_Excerpted data_
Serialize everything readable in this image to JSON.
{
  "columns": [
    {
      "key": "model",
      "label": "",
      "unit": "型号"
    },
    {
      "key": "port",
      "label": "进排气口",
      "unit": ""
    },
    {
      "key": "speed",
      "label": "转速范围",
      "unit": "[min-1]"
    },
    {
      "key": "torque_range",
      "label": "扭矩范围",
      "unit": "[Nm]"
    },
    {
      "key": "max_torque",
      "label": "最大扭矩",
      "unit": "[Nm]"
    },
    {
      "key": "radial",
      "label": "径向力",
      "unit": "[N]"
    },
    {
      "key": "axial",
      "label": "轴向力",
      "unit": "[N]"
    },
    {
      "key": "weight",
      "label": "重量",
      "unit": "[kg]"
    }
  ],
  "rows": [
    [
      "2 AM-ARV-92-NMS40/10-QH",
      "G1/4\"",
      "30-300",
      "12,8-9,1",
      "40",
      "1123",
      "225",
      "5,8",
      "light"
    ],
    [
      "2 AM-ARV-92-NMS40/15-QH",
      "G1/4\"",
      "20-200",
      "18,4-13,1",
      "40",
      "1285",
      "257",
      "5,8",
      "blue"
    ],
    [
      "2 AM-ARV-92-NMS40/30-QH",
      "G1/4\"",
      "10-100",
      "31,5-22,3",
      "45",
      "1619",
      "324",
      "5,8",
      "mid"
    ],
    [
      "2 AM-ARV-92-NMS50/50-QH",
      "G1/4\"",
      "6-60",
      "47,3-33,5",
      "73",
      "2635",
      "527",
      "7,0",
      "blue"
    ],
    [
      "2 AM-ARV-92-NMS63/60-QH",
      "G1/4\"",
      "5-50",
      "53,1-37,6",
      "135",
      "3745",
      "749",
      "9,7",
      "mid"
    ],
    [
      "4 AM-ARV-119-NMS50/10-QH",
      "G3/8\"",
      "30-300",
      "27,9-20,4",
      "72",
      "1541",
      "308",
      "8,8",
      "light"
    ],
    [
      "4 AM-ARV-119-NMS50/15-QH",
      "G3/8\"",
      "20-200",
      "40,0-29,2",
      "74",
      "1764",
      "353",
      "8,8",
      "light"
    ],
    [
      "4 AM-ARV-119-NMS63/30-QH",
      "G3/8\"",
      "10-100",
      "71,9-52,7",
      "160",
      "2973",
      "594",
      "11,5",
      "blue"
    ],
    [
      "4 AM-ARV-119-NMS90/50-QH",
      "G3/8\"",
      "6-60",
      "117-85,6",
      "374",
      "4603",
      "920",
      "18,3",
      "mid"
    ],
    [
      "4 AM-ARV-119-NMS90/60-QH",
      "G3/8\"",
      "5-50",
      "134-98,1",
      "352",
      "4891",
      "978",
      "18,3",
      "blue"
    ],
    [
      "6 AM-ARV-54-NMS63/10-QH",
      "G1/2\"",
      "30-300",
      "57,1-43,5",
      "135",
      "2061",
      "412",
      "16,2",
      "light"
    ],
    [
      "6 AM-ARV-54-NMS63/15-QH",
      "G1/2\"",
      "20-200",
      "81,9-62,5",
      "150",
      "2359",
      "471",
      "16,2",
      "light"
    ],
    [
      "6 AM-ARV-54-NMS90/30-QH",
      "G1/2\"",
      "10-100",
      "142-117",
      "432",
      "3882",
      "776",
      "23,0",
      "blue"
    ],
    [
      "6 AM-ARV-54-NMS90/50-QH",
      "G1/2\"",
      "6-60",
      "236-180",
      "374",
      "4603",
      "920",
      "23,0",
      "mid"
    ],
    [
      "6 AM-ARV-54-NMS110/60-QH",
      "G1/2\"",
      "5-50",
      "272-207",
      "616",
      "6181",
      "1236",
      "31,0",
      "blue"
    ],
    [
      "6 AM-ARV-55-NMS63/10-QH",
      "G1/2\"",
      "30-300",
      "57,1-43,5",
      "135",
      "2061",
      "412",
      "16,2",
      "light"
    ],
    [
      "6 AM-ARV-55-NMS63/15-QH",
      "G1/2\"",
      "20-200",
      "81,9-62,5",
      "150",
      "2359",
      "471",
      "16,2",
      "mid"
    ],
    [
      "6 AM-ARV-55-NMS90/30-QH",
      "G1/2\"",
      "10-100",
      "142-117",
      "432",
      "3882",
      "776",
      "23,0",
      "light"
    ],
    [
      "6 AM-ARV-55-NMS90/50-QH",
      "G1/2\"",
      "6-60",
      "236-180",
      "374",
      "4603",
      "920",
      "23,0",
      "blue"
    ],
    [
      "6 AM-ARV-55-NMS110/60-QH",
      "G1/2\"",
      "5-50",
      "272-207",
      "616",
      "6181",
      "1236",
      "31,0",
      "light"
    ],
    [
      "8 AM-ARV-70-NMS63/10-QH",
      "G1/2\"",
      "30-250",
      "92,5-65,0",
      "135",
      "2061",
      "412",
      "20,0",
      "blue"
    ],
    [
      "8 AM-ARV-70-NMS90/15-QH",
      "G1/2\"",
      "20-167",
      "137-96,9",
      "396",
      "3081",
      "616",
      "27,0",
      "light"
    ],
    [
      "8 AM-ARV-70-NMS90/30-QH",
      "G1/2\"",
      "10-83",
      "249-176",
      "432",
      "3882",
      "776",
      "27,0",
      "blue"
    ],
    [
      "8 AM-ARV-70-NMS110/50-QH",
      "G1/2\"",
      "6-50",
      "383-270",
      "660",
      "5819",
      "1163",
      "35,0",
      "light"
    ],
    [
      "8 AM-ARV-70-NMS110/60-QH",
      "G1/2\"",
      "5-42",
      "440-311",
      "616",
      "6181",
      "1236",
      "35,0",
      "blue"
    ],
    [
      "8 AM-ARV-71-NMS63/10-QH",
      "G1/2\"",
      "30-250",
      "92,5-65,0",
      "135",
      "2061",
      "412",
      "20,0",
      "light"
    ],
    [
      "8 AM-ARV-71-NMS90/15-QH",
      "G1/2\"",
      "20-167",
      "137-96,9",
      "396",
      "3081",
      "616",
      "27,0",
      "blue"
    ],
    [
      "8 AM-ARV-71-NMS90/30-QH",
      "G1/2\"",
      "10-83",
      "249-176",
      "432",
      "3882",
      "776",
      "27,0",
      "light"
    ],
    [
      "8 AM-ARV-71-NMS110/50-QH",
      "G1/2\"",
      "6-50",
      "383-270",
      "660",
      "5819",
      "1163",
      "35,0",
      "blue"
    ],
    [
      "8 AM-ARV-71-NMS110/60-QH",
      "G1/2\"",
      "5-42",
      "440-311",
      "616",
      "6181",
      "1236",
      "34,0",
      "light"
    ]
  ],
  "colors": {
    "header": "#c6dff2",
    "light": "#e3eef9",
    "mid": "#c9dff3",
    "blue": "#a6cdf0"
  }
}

_Problem_
From the listing above, copy every line that includes the word "unit".

_Output for this exercise_
      "unit": "型号"
      "unit": ""
      "unit": "[min-1]"
      "unit": "[Nm]"
      "unit": "[Nm]"
      "unit": "[N]"
      "unit": "[N]"
      "unit": "[kg]"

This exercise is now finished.